Aim of the exercise:
Look through the data and write out every line with the word "الكشف" in it.

* Begin Task material *

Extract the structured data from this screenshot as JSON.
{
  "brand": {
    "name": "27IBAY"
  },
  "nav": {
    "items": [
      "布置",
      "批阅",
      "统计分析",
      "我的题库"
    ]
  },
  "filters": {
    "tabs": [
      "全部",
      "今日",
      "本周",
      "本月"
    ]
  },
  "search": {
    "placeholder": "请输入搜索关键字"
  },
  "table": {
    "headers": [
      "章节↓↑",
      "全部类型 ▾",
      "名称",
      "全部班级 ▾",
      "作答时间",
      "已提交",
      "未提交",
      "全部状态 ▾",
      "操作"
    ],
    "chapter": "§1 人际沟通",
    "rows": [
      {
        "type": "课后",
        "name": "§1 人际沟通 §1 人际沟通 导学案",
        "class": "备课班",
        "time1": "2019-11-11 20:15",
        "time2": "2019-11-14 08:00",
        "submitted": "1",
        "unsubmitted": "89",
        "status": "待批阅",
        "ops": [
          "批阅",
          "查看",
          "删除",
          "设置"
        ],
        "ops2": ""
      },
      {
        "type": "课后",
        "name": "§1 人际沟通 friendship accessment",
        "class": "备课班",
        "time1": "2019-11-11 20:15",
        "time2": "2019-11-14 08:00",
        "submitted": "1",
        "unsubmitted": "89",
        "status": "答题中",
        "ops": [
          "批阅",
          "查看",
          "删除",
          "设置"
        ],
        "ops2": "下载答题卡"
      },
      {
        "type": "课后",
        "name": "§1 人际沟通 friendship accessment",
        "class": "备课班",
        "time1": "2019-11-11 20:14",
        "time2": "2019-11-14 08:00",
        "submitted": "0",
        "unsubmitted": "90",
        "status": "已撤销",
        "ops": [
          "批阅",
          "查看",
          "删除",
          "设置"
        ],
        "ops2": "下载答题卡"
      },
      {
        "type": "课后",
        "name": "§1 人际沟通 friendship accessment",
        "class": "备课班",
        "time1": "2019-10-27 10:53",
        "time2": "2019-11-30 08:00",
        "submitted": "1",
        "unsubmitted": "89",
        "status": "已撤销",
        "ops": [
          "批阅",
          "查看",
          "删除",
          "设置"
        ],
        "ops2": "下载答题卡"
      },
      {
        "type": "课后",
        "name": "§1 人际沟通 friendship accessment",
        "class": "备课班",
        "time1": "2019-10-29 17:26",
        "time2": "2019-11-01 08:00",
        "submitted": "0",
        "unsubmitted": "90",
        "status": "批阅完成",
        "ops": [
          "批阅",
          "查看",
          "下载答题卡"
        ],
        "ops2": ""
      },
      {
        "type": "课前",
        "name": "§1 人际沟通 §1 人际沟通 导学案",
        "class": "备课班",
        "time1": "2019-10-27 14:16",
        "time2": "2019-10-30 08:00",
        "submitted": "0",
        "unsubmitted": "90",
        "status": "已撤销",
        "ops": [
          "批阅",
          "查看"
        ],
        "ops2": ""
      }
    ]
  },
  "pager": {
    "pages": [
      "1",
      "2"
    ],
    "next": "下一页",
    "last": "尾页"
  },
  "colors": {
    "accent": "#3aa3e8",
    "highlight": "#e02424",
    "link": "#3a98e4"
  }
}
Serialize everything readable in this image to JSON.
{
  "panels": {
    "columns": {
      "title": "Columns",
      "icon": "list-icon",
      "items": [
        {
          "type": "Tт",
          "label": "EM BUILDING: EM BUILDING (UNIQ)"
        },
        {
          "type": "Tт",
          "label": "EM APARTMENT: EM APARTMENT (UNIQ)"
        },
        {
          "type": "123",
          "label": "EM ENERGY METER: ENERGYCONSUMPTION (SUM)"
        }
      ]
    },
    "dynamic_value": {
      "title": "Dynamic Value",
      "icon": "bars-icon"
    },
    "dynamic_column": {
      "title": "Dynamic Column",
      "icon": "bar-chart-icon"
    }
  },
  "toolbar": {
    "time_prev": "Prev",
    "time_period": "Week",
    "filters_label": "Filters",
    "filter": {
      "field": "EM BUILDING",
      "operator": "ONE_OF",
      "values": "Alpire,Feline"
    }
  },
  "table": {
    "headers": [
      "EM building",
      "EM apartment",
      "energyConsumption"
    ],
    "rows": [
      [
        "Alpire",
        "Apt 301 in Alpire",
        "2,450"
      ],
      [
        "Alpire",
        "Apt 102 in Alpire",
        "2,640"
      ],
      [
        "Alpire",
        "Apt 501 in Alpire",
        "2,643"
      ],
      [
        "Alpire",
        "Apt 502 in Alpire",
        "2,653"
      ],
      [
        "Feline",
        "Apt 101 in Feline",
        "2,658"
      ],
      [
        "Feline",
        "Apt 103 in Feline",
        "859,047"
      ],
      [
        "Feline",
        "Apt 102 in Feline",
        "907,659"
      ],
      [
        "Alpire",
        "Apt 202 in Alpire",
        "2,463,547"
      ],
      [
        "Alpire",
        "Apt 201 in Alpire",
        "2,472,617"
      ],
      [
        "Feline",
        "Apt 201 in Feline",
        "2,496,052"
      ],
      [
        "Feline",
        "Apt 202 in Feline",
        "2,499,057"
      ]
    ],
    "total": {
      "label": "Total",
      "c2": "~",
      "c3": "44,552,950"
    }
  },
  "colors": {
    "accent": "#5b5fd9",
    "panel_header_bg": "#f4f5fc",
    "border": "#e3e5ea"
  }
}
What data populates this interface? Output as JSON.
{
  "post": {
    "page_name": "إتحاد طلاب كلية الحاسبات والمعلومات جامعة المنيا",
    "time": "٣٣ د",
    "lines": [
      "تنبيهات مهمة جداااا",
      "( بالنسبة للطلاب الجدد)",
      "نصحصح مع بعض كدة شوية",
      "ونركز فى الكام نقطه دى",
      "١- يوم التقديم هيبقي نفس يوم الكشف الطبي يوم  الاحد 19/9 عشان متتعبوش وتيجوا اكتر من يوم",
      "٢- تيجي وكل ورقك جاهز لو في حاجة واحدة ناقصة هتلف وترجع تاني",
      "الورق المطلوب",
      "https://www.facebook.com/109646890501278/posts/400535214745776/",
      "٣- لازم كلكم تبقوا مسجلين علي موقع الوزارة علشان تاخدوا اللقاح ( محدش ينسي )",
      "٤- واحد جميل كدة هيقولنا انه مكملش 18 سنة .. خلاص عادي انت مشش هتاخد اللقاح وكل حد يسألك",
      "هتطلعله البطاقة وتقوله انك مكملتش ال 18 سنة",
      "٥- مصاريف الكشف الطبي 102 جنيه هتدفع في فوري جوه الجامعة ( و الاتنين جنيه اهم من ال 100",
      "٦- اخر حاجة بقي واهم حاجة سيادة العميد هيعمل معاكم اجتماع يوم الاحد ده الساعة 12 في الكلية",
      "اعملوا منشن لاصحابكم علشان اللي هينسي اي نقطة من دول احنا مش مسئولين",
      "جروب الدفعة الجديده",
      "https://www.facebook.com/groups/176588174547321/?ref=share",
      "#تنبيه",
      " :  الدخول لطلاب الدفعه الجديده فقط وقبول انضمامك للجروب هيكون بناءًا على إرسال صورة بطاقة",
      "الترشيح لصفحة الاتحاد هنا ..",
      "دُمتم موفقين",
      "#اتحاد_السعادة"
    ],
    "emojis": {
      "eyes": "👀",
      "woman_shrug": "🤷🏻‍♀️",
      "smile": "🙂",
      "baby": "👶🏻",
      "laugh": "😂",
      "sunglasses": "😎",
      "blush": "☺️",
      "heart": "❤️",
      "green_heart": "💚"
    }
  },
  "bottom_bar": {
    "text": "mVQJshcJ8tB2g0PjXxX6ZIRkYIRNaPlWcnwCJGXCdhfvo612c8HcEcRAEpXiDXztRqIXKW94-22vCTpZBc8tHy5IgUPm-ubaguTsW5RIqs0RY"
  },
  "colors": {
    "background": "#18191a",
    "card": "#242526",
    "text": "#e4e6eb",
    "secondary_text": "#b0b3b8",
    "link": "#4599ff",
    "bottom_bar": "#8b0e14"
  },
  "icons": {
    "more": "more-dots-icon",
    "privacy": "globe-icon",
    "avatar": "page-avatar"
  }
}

* End Task material *

Response to the task:
      "١- يوم التقديم هيبقي نفس يوم الكشف الطبي يوم  الاحد 19/9 عشان متتعبوش وتيجوا اكتر من يوم",
      "٥- مصاريف الكشف الطبي 102 جنيه هتدفع في فوري جوه الجامعة ( و الاتنين جنيه اهم من ال 100",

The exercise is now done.